* [Exercise details] Nothing other than the lines from the one containing "Give me the" through the close of the entries below should be printed, each exactly.

* [Information shown]
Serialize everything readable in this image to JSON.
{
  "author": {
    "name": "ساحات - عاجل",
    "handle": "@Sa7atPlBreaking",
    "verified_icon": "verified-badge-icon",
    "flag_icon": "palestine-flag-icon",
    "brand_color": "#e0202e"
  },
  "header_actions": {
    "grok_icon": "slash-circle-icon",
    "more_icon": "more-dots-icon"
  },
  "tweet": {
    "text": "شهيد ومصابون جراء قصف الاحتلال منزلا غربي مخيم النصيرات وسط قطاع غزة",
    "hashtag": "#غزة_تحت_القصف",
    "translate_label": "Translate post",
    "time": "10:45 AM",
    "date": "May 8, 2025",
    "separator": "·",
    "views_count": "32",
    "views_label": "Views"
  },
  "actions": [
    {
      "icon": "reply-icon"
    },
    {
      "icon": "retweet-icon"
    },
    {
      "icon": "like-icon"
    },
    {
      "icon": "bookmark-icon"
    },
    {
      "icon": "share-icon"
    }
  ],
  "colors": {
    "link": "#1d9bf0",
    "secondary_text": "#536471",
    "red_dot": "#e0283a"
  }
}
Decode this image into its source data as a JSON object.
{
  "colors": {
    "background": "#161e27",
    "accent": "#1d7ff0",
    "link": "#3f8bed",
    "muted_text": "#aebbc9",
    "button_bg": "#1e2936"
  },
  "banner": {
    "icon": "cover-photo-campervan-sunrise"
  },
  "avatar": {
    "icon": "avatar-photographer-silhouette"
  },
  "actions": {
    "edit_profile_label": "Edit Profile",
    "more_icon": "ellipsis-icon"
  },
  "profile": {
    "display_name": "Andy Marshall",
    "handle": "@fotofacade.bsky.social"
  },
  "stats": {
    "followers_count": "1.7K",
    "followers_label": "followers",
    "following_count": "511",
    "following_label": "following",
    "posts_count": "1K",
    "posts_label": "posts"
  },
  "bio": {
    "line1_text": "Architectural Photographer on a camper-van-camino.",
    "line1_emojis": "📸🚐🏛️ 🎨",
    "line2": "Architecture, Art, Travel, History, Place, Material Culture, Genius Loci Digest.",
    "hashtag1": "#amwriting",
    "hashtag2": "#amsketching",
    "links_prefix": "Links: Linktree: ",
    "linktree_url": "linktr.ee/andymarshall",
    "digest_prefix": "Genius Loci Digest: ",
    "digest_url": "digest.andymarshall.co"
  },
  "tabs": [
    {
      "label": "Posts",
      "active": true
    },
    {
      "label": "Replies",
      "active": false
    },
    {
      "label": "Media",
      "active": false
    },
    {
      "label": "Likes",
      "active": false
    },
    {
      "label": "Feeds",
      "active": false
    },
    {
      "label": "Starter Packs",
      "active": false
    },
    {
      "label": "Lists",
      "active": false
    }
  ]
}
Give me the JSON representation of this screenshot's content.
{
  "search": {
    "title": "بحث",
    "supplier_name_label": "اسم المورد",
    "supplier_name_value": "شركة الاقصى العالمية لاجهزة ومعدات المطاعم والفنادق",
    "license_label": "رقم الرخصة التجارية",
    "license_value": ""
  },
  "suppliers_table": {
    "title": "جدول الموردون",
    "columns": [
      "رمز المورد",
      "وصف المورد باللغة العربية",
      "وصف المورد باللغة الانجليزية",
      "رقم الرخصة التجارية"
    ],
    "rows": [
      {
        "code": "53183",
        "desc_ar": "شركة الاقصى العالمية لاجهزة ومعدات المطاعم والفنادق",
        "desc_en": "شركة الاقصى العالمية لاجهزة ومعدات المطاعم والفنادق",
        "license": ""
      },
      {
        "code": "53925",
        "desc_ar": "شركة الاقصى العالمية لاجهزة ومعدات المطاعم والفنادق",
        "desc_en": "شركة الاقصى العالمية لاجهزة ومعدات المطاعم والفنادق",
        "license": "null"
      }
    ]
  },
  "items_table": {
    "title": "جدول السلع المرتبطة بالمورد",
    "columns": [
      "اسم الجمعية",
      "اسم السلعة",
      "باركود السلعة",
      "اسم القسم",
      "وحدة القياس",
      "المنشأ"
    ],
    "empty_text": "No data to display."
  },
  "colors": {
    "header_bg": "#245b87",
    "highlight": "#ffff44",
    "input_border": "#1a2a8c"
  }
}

* [Exercise solution]
Give me the JSON representation of this screenshot's content.
{
  "search": {
    "title": "بحث",
    "supplier_name_label": "اسم المورد",
    "supplier_name_value": "شركة الاقصى العالمية لاجهزة ومعدات المطاعم والفنادق",
    "license_label": "رقم الرخصة التجارية",
    "license_value": ""
  },
  "suppliers_table": {
    "title": "جدول الموردون",
    "columns": [
      "رمز المورد",
      "وصف المورد باللغة العربية",
      "وصف المورد باللغة الانجليزية",
      "رقم الرخصة التجارية"
    ],
    "rows": [
      {
        "code": "53183",
        "desc_ar": "شركة الاقصى العالمية لاجهزة ومعدات المطاعم والفنادق",
        "desc_en": "شركة الاقصى العالمية لاجهزة ومعدات المطاعم والفنادق",
        "license": ""
      },
      {
        "code": "53925",
        "desc_ar": "شركة الاقصى العالمية لاجهزة ومعدات المطاعم والفنادق",
        "desc_en": "شركة الاقصى العالمية لاجهزة ومعدات المطاعم والفنادق",
        "license": "null"
      }
    ]
  },
  "items_table": {
    "title": "جدول السلع المرتبطة بالمورد",
    "columns": [
      "اسم الجمعية",
      "اسم السلعة",
      "باركود السلعة",
      "اسم القسم",
      "وحدة القياس",
      "المنشأ"
    ],
    "empty_text": "No data to display."
  },
  "colors": {
    "header_bg": "#245b87",
    "highlight": "#ffff44",
    "input_border": "#1a2a8c"
  }
}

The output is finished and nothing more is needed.